**Work required:** In the records below, put everything from the line containing "annotate this image: element" down to the line containing "promo-badge: 推广 [58,198,82,210]", both included, into a numbered list, leaving out any blank lines.
:: Data supplied
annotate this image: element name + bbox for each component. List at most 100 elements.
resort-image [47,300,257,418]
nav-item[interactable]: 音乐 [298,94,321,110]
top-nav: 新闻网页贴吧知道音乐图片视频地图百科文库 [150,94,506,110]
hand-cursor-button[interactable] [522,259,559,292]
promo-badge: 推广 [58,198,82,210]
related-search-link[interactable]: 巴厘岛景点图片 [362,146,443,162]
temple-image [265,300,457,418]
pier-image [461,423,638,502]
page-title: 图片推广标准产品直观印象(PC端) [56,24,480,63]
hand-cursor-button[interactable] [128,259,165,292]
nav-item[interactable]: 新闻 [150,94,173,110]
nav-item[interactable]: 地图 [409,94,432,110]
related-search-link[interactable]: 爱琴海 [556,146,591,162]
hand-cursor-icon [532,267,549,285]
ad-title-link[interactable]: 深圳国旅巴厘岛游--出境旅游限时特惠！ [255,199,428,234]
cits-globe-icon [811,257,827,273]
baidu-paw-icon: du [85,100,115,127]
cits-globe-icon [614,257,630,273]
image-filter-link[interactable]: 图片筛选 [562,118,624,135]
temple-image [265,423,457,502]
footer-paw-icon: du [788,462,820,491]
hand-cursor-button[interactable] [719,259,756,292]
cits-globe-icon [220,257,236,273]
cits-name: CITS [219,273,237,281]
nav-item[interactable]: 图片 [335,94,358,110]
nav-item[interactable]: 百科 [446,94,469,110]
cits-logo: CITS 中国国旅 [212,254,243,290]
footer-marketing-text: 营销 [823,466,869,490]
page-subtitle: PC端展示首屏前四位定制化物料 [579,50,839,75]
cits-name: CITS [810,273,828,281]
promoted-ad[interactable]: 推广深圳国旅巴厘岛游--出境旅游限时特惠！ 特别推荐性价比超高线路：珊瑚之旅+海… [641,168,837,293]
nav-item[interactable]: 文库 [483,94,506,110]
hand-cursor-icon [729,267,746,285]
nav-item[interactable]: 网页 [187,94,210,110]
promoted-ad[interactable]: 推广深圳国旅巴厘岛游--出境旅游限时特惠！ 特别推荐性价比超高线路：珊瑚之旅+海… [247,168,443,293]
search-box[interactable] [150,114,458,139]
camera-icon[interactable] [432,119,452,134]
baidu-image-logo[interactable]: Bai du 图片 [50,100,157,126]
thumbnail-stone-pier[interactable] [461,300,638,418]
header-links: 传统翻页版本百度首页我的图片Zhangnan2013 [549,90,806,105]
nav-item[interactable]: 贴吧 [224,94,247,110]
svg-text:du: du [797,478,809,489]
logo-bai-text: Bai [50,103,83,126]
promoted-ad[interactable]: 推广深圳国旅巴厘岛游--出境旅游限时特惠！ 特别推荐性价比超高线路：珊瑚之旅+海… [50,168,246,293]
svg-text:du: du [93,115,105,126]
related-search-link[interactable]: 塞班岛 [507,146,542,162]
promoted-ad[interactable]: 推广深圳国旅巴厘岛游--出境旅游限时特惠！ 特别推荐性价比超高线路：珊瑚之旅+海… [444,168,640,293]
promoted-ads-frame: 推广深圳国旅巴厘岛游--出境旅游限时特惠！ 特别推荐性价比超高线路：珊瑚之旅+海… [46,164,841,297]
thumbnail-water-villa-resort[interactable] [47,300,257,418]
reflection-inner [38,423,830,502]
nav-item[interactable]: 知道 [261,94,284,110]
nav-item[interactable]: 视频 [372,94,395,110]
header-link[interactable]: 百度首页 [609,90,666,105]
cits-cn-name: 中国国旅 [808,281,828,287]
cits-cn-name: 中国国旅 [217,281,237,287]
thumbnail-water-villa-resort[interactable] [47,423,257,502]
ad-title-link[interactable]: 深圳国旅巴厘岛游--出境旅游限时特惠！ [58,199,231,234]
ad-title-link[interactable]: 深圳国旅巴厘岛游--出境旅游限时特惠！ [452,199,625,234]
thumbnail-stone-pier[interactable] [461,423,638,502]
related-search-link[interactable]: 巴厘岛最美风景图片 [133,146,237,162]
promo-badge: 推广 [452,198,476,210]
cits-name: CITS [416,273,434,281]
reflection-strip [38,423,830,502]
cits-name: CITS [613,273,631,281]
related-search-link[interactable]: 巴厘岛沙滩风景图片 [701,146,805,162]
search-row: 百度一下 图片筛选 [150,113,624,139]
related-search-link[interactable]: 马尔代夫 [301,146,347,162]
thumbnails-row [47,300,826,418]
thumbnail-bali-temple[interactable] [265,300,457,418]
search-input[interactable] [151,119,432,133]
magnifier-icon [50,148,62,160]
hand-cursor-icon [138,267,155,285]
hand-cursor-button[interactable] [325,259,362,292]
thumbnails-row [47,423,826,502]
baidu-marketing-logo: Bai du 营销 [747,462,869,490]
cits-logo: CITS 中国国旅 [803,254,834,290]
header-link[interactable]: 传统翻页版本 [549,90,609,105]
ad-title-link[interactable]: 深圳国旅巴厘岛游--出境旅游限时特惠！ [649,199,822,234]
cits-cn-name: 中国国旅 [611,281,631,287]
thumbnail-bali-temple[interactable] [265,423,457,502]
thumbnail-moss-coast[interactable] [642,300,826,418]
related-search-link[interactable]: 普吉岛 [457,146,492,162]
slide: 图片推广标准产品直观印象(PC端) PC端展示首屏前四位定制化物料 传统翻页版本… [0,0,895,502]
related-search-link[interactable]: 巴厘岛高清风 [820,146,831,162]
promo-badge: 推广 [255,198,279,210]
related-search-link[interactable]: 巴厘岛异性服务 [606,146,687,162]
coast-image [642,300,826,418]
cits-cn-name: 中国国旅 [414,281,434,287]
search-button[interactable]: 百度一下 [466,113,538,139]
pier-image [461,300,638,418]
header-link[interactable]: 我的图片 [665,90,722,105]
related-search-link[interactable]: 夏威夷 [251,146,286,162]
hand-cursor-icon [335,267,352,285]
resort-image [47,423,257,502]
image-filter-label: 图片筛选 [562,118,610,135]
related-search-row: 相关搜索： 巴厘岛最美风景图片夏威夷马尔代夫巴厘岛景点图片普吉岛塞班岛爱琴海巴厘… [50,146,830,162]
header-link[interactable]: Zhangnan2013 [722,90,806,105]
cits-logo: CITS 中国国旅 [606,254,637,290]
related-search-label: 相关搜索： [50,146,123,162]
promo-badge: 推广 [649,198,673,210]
::::
:: Data supplied
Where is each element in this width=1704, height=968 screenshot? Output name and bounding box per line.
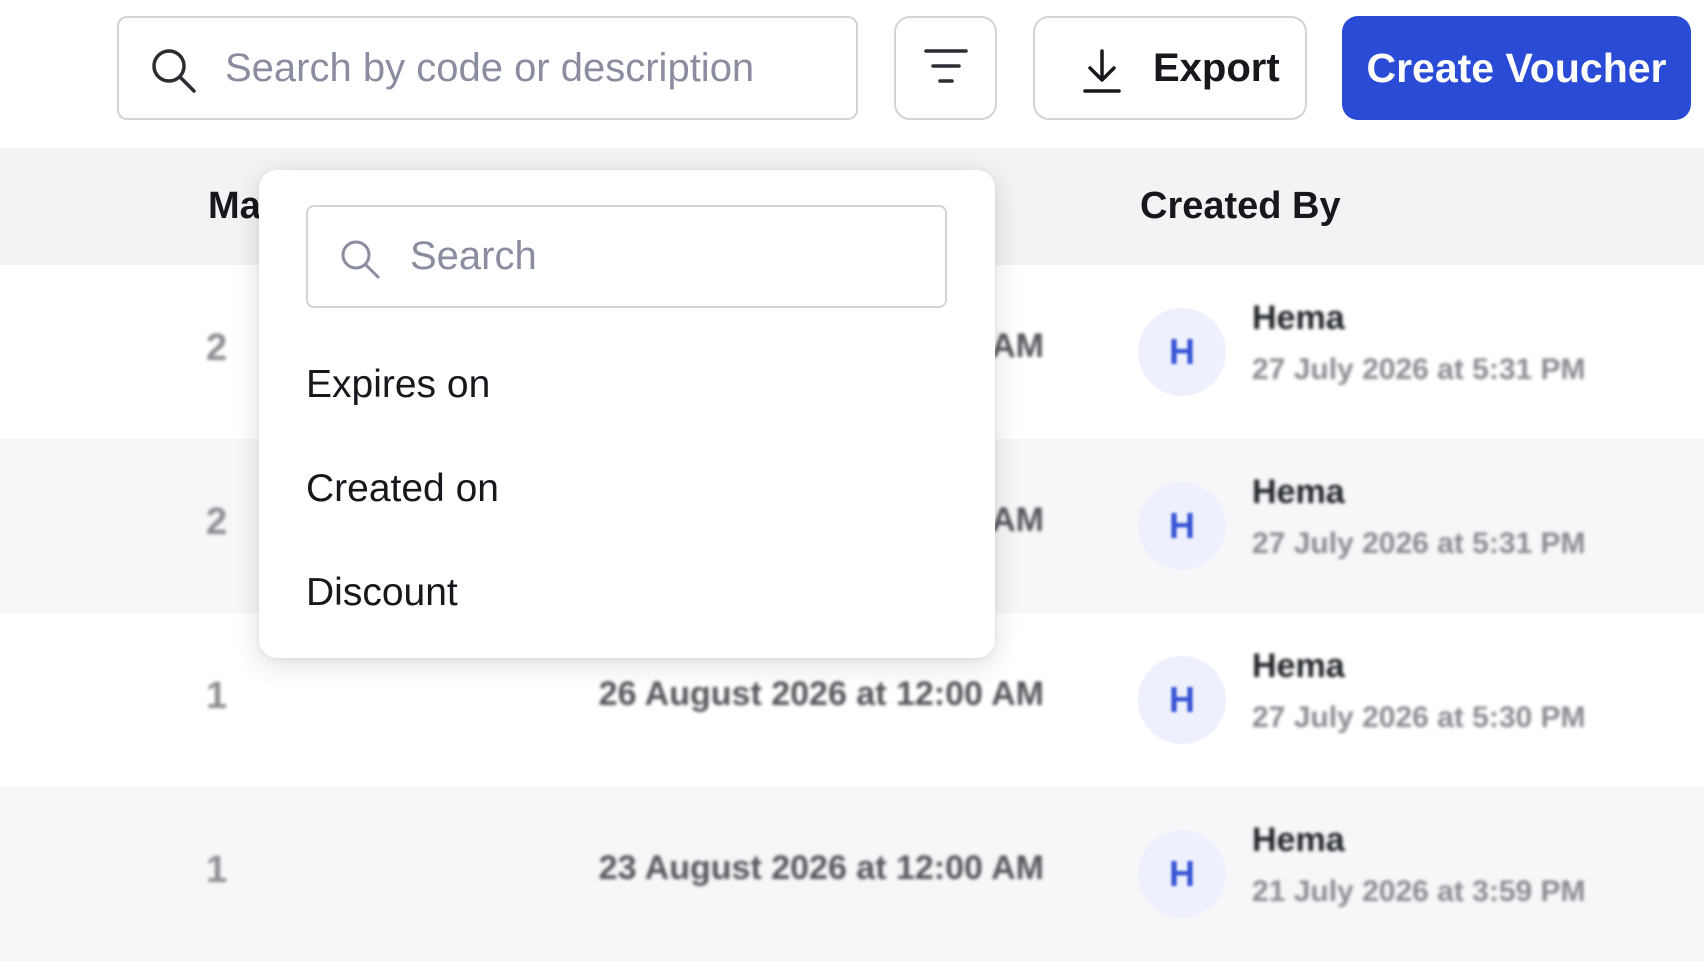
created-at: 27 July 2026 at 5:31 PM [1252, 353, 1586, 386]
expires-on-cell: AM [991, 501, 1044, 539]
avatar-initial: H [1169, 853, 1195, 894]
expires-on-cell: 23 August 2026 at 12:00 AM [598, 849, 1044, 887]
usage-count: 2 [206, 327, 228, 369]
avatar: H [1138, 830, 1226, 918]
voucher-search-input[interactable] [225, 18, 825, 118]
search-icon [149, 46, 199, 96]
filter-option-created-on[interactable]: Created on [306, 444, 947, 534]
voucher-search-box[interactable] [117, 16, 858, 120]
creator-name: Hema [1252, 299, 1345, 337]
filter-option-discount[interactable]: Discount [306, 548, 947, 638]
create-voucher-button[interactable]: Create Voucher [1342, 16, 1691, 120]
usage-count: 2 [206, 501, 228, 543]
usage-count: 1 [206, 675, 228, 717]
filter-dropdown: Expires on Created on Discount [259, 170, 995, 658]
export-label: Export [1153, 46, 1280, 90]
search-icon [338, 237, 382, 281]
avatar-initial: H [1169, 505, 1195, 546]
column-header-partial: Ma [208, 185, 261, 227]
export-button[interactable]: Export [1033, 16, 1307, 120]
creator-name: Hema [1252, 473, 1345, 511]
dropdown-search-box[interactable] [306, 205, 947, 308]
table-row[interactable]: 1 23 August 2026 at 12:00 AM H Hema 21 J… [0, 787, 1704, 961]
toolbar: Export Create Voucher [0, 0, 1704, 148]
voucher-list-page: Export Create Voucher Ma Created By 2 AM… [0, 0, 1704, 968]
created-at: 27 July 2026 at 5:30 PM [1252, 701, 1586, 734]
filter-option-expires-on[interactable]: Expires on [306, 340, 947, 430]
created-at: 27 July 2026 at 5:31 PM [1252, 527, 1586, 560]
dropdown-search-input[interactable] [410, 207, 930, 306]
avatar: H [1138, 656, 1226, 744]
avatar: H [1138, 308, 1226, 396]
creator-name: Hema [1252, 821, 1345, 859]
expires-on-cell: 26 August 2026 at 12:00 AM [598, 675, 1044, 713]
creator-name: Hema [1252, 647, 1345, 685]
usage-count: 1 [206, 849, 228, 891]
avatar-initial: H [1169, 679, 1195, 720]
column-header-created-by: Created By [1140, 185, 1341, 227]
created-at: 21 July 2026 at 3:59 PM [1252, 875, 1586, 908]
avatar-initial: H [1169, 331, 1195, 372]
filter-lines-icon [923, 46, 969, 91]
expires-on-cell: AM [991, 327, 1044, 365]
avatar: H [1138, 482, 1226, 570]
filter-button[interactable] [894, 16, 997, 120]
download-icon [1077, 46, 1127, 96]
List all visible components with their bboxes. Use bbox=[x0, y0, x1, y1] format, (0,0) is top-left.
::::
**Written solution:**
1. annotate this image: element name + bbox for each component. List at most 100 elements.
2. resort-image [47,300,257,418]
3. nav-item[interactable]: 音乐 [298,94,321,110]
4. top-nav: 新闻网页贴吧知道音乐图片视频地图百科文库 [150,94,506,110]
5. hand-cursor-button[interactable] [522,259,559,292]
6. promo-badge: 推广 [58,198,82,210]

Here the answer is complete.